┌──

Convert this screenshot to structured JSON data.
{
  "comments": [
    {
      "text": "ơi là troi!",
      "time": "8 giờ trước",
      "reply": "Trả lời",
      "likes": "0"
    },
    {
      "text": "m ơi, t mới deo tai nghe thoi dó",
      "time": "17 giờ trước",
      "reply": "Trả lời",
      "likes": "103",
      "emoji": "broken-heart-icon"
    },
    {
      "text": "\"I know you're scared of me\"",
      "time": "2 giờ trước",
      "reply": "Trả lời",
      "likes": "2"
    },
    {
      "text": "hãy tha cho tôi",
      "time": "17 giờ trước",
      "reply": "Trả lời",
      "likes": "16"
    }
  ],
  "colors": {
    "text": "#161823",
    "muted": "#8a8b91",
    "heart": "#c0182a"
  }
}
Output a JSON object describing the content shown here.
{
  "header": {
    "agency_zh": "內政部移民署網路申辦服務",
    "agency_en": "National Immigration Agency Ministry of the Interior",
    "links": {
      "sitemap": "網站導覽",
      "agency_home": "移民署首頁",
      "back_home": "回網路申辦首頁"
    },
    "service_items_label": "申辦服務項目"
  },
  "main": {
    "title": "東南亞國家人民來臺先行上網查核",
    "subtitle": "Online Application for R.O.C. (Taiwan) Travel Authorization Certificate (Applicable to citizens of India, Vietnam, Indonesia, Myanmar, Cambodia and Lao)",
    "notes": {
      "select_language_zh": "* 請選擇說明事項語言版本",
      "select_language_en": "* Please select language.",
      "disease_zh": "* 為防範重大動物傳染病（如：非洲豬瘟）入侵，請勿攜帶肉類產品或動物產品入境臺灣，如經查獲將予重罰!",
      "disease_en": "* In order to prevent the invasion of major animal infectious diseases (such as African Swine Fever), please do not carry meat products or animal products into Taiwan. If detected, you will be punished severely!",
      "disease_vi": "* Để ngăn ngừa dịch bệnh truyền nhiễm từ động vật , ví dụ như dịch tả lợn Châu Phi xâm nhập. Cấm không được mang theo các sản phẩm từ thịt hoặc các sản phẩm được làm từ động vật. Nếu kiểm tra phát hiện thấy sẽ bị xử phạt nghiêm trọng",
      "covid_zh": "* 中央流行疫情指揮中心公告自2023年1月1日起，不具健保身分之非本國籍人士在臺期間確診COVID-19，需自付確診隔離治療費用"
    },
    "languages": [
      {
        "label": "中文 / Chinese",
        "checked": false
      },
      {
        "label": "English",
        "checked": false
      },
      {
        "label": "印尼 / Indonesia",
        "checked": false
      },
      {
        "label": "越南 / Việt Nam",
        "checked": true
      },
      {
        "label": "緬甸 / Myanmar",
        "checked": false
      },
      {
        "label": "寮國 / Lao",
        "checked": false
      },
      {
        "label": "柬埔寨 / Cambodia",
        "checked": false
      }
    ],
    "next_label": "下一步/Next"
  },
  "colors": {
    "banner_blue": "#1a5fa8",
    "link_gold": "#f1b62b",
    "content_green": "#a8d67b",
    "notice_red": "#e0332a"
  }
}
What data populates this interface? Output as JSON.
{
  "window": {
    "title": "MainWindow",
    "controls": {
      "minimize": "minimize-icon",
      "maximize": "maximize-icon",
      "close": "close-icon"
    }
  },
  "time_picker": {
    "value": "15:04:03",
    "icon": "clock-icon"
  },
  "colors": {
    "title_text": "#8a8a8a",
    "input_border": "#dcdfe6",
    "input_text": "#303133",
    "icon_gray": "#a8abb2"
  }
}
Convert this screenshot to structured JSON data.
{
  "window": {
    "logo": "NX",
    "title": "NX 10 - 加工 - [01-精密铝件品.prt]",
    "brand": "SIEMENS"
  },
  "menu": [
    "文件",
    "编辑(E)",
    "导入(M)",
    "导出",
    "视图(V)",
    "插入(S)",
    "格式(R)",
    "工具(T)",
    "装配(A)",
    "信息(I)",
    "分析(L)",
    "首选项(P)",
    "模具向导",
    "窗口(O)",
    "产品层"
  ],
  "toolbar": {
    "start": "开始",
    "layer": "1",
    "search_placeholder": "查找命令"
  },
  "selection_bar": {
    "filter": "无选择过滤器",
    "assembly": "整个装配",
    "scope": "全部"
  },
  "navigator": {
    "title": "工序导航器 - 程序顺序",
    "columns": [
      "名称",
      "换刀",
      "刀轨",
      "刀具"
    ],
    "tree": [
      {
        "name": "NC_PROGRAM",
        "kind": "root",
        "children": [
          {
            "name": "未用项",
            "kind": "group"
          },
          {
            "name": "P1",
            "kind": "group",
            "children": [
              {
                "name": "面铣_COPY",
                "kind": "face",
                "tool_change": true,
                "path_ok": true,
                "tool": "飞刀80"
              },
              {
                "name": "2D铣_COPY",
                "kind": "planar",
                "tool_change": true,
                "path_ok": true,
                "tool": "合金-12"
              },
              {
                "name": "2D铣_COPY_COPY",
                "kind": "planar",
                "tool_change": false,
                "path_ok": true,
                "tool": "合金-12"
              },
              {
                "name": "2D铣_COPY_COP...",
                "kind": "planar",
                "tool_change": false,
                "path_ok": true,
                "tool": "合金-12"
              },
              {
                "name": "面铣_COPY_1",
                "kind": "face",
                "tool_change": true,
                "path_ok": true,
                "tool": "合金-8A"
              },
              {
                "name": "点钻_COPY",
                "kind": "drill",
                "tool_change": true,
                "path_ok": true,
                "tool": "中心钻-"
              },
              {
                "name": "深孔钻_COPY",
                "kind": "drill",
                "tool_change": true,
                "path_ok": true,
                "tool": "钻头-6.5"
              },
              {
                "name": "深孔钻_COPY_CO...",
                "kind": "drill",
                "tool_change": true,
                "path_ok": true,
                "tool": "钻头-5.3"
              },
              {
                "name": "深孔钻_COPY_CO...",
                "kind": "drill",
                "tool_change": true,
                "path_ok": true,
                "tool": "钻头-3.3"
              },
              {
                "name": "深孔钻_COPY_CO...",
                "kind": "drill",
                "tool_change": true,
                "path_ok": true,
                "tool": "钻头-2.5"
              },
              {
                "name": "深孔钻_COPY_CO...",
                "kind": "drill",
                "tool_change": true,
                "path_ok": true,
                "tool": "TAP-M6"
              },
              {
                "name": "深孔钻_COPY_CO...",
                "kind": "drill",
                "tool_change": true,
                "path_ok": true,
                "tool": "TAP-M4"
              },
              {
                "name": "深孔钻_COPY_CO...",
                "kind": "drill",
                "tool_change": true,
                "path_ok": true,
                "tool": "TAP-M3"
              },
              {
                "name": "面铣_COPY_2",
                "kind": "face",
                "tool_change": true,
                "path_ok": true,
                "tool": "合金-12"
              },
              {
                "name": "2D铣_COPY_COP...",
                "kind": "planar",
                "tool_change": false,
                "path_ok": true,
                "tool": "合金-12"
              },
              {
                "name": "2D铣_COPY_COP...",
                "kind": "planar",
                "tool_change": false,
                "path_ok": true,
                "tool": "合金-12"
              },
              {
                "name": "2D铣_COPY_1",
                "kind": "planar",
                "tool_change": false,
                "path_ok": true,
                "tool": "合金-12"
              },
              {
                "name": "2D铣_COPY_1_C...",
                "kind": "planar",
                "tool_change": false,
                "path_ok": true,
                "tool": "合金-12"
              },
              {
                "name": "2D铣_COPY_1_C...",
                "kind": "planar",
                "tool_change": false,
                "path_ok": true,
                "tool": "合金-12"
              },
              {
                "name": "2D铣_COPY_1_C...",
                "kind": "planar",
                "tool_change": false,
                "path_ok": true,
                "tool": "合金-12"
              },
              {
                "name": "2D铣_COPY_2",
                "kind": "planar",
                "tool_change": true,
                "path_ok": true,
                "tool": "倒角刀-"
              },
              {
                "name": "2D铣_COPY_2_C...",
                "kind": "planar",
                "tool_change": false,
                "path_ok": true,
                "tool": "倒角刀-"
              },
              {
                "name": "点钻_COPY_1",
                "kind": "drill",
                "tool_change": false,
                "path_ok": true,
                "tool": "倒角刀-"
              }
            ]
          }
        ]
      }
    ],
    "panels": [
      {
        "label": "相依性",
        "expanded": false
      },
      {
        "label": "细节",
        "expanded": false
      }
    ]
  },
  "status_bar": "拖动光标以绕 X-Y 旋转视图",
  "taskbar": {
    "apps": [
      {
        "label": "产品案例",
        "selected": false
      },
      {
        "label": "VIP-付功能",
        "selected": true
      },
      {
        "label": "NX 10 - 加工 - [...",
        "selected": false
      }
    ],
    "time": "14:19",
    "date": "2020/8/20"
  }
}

└──

What you will do – Your reply is one number: how many lines of the records above contain the word "JSON".

Output for this exercise – 4